TASK TO COMPLETE:
From the listing below, copy every line with the word "JSON".

STORED ROWS:
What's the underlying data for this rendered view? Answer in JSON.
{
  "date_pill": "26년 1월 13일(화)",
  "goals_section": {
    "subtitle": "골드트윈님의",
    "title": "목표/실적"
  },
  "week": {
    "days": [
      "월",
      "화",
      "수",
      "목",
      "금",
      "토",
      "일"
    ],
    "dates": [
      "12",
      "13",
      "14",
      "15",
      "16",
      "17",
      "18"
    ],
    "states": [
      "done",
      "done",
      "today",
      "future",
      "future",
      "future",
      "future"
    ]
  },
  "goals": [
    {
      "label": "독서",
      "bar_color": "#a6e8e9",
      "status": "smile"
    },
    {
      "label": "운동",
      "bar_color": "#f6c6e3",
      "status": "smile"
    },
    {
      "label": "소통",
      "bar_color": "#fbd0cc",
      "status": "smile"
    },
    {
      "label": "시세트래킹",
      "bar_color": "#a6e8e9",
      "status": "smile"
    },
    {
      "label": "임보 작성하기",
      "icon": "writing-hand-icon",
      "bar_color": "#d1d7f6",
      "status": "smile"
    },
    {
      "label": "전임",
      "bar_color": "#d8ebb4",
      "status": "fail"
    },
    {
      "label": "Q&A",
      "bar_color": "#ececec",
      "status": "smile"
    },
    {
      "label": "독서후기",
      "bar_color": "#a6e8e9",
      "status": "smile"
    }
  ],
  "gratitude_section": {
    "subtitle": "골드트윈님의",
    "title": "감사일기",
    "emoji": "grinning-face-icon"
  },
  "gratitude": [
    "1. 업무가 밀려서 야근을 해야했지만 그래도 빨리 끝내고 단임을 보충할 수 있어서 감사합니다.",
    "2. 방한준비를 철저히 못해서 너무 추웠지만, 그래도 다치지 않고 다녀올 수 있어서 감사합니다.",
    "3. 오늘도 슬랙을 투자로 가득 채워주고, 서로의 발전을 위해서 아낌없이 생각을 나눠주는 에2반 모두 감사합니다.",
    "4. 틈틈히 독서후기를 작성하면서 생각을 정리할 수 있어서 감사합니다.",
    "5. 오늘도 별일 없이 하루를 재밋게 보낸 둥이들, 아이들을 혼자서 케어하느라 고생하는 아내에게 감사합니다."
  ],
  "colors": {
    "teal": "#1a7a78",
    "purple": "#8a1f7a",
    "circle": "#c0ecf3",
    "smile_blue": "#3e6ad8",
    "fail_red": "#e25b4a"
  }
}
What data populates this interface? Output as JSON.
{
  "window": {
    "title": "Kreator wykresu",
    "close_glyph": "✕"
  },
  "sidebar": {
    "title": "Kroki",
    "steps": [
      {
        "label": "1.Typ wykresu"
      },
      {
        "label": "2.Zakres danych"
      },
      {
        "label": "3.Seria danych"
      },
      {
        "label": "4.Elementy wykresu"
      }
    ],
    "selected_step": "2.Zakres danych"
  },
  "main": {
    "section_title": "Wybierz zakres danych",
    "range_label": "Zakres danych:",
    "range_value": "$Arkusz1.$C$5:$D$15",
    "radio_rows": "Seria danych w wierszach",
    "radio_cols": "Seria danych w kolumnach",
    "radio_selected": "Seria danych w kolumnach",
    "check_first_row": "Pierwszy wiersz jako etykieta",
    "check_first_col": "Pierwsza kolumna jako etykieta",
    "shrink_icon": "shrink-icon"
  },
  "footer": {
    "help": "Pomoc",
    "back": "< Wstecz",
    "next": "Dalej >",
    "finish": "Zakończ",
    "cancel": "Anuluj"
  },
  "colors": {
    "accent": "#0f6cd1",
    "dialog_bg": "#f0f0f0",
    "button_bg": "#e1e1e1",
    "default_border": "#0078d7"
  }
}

WORKED ANSWER:
What's the underlying data for this rendered view? Answer in JSON.
What data populates this interface? Output as JSON.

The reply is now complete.